(INFORMATION SHOWN)
=======

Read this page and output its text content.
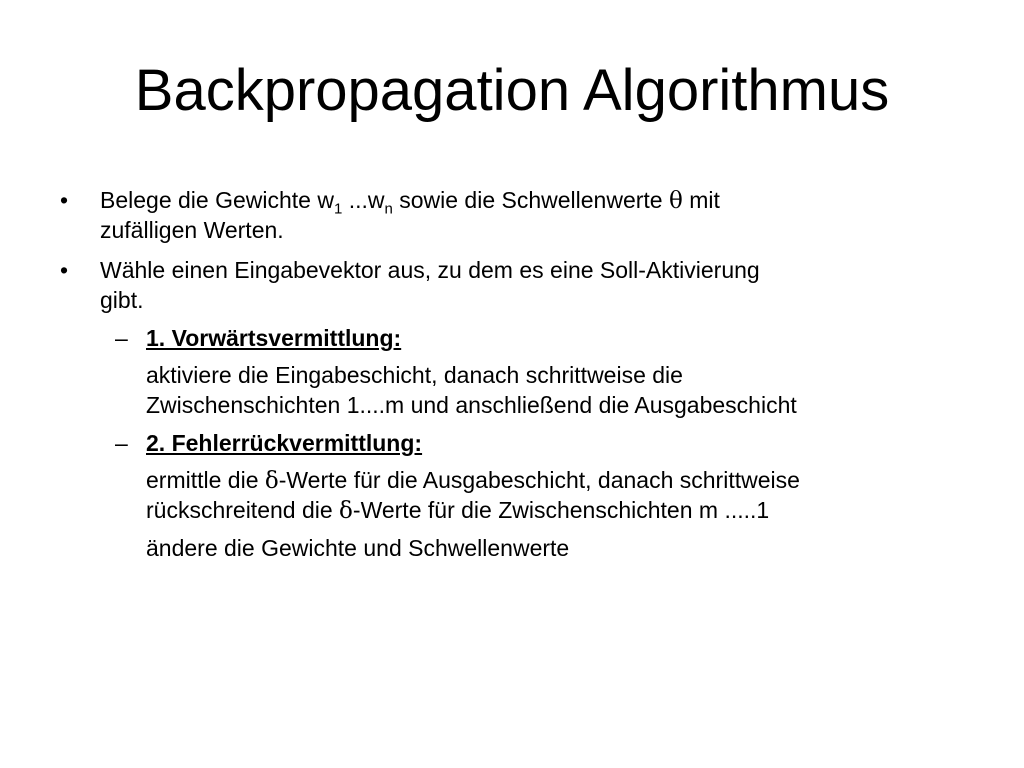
Backpropagation Algorithmus
• Belege die Gewichte $w_1$ $...w_n$ sowie die Schwellenwerte θ mit
zufälligen Werten.
• Wähle einen Eingabevektor aus, zu dem es eine Soll-Aktivierung
gibt.
– 1. Vorwärtsvermittlung:
aktiviere die Eingabeschicht, danach schrittweise die
Zwischenschichten 1....m und anschließend die Ausgabeschicht
– 2. Fehlerrückvermittlung:
ermittle die δ-Werte für die Ausgabeschicht, danach schrittweise
rückschreitend die δ-Werte für die Zwischenschichten m .....1
ändere die Gewichte und Schwellenwerte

=======

(SHORT TASK) Each line of the data is to be duplicated exactly; pictures stay out of the copy.

(CORRECT ANSWER)
Read this page and output its text content.
Backpropagation Algorithmus
• Belege die Gewichte $w_1$ $...w_n$ sowie die Schwellenwerte θ mit
zufälligen Werten.
• Wähle einen Eingabevektor aus, zu dem es eine Soll-Aktivierung
gibt.
– 1. Vorwärtsvermittlung:
aktiviere die Eingabeschicht, danach schrittweise die
Zwischenschichten 1....m und anschließend die Ausgabeschicht
– 2. Fehlerrückvermittlung:
ermittle die δ-Werte für die Ausgabeschicht, danach schrittweise
rückschreitend die δ-Werte für die Zwischenschichten m .....1
ändere die Gewichte und Schwellenwerte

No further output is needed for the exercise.